** start **

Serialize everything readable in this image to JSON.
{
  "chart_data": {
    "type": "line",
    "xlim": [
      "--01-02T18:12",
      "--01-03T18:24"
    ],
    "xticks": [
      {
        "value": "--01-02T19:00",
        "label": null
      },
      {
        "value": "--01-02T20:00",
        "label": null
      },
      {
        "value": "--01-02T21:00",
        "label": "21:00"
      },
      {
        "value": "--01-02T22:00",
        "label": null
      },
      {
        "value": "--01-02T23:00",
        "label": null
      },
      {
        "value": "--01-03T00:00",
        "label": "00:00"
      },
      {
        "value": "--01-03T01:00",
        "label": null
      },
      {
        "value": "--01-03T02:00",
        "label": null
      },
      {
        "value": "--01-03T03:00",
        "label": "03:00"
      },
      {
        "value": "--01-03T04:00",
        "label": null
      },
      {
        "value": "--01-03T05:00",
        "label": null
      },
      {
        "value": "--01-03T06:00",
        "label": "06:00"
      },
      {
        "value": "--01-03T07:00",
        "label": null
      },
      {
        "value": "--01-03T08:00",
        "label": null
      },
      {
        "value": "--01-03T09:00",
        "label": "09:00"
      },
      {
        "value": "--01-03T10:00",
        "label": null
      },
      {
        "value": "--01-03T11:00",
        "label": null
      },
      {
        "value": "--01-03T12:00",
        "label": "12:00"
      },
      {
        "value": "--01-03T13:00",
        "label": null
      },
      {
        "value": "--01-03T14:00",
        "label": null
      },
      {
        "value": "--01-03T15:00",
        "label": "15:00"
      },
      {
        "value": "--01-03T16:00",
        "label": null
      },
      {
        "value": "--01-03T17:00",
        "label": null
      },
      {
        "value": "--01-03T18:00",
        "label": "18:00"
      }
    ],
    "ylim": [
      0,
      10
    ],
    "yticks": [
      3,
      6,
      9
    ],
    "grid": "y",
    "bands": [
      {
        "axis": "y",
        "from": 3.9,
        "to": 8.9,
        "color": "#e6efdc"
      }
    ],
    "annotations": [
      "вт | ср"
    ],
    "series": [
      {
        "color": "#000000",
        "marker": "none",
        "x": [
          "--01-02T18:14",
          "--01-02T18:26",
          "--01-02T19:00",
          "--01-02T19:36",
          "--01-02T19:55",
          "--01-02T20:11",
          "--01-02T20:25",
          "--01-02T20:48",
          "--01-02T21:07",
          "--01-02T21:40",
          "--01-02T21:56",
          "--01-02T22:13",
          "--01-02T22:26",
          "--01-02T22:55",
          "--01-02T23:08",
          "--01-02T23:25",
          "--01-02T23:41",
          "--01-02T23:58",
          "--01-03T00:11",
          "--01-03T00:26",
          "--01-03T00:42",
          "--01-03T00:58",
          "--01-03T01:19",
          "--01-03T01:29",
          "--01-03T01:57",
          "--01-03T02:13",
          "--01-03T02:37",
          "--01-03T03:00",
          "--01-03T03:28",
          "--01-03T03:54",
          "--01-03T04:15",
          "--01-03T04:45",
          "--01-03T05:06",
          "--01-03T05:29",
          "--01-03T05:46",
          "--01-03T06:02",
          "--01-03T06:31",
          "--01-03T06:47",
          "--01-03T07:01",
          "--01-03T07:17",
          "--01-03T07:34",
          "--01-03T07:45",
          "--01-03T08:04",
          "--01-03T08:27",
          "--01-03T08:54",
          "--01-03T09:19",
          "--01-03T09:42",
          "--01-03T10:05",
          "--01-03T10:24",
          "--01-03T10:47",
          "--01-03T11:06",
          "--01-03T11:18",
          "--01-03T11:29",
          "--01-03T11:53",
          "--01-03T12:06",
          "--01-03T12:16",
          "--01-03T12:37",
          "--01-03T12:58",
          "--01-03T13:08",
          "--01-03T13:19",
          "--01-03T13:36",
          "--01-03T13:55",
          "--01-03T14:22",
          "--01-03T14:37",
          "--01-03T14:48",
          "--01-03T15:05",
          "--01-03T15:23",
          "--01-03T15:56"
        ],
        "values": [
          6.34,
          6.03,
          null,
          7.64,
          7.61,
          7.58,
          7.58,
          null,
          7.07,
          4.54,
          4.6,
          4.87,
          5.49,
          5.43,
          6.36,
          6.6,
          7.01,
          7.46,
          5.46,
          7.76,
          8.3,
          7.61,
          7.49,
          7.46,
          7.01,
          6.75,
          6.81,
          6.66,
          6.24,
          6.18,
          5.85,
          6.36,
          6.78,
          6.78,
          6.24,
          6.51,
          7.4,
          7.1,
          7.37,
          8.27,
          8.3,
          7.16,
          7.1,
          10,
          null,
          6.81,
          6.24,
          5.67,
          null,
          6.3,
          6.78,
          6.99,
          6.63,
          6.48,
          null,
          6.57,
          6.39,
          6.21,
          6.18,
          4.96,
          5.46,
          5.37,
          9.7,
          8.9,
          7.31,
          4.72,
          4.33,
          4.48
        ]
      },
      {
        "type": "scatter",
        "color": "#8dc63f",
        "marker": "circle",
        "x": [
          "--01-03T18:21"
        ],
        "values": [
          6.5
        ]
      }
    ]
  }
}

** end **

* **DIRECTIVE**: Produce an exact copy of all the records.

* **REPLY TO THE TASK**:
Serialize everything readable in this image to JSON.
{
  "chart_data": {
    "type": "line",
    "xlim": [
      "--01-02T18:12",
      "--01-03T18:24"
    ],
    "xticks": [
      {
        "value": "--01-02T19:00",
        "label": null
      },
      {
        "value": "--01-02T20:00",
        "label": null
      },
      {
        "value": "--01-02T21:00",
        "label": "21:00"
      },
      {
        "value": "--01-02T22:00",
        "label": null
      },
      {
        "value": "--01-02T23:00",
        "label": null
      },
      {
        "value": "--01-03T00:00",
        "label": "00:00"
      },
      {
        "value": "--01-03T01:00",
        "label": null
      },
      {
        "value": "--01-03T02:00",
        "label": null
      },
      {
        "value": "--01-03T03:00",
        "label": "03:00"
      },
      {
        "value": "--01-03T04:00",
        "label": null
      },
      {
        "value": "--01-03T05:00",
        "label": null
      },
      {
        "value": "--01-03T06:00",
        "label": "06:00"
      },
      {
        "value": "--01-03T07:00",
        "label": null
      },
      {
        "value": "--01-03T08:00",
        "label": null
      },
      {
        "value": "--01-03T09:00",
        "label": "09:00"
      },
      {
        "value": "--01-03T10:00",
        "label": null
      },
      {
        "value": "--01-03T11:00",
        "label": null
      },
      {
        "value": "--01-03T12:00",
        "label": "12:00"
      },
      {
        "value": "--01-03T13:00",
        "label": null
      },
      {
        "value": "--01-03T14:00",
        "label": null
      },
      {
        "value": "--01-03T15:00",
        "label": "15:00"
      },
      {
        "value": "--01-03T16:00",
        "label": null
      },
      {
        "value": "--01-03T17:00",
        "label": null
      },
      {
        "value": "--01-03T18:00",
        "label": "18:00"
      }
    ],
    "ylim": [
      0,
      10
    ],
    "yticks": [
      3,
      6,
      9
    ],
    "grid": "y",
    "bands": [
      {
        "axis": "y",
        "from": 3.9,
        "to": 8.9,
        "color": "#e6efdc"
      }
    ],
    "annotations": [
      "вт | ср"
    ],
    "series": [
      {
        "color": "#000000",
        "marker": "none",
        "x": [
          "--01-02T18:14",
          "--01-02T18:26",
          "--01-02T19:00",
          "--01-02T19:36",
          "--01-02T19:55",
          "--01-02T20:11",
          "--01-02T20:25",
          "--01-02T20:48",
          "--01-02T21:07",
          "--01-02T21:40",
          "--01-02T21:56",
          "--01-02T22:13",
          "--01-02T22:26",
          "--01-02T22:55",
          "--01-02T23:08",
          "--01-02T23:25",
          "--01-02T23:41",
          "--01-02T23:58",
          "--01-03T00:11",
          "--01-03T00:26",
          "--01-03T00:42",
          "--01-03T00:58",
          "--01-03T01:19",
          "--01-03T01:29",
          "--01-03T01:57",
          "--01-03T02:13",
          "--01-03T02:37",
          "--01-03T03:00",
          "--01-03T03:28",
          "--01-03T03:54",
          "--01-03T04:15",
          "--01-03T04:45",
          "--01-03T05:06",
          "--01-03T05:29",
          "--01-03T05:46",
          "--01-03T06:02",
          "--01-03T06:31",
          "--01-03T06:47",
          "--01-03T07:01",
          "--01-03T07:17",
          "--01-03T07:34",
          "--01-03T07:45",
          "--01-03T08:04",
          "--01-03T08:27",
          "--01-03T08:54",
          "--01-03T09:19",
          "--01-03T09:42",
          "--01-03T10:05",
          "--01-03T10:24",
          "--01-03T10:47",
          "--01-03T11:06",
          "--01-03T11:18",
          "--01-03T11:29",
          "--01-03T11:53",
          "--01-03T12:06",
          "--01-03T12:16",
          "--01-03T12:37",
          "--01-03T12:58",
          "--01-03T13:08",
          "--01-03T13:19",
          "--01-03T13:36",
          "--01-03T13:55",
          "--01-03T14:22",
          "--01-03T14:37",
          "--01-03T14:48",
          "--01-03T15:05",
          "--01-03T15:23",
          "--01-03T15:56"
        ],
        "values": [
          6.34,
          6.03,
          null,
          7.64,
          7.61,
          7.58,
          7.58,
          null,
          7.07,
          4.54,
          4.6,
          4.87,
          5.49,
          5.43,
          6.36,
          6.6,
          7.01,
          7.46,
          5.46,
          7.76,
          8.3,
          7.61,
          7.49,
          7.46,
          7.01,
          6.75,
          6.81,
          6.66,
          6.24,
          6.18,
          5.85,
          6.36,
          6.78,
          6.78,
          6.24,
          6.51,
          7.4,
          7.1,
          7.37,
          8.27,
          8.3,
          7.16,
          7.1,
          10,
          null,
          6.81,
          6.24,
          5.67,
          null,
          6.3,
          6.78,
          6.99,
          6.63,
          6.48,
          null,
          6.57,
          6.39,
          6.21,
          6.18,
          4.96,
          5.46,
          5.37,
          9.7,
          8.9,
          7.31,
          4.72,
          4.33,
          4.48
        ]
      },
      {
        "type": "scatter",
        "color": "#8dc63f",
        "marker": "circle",
        "x": [
          "--01-03T18:21"
        ],
        "values": [
          6.5
        ]
      }
    ]
  }
}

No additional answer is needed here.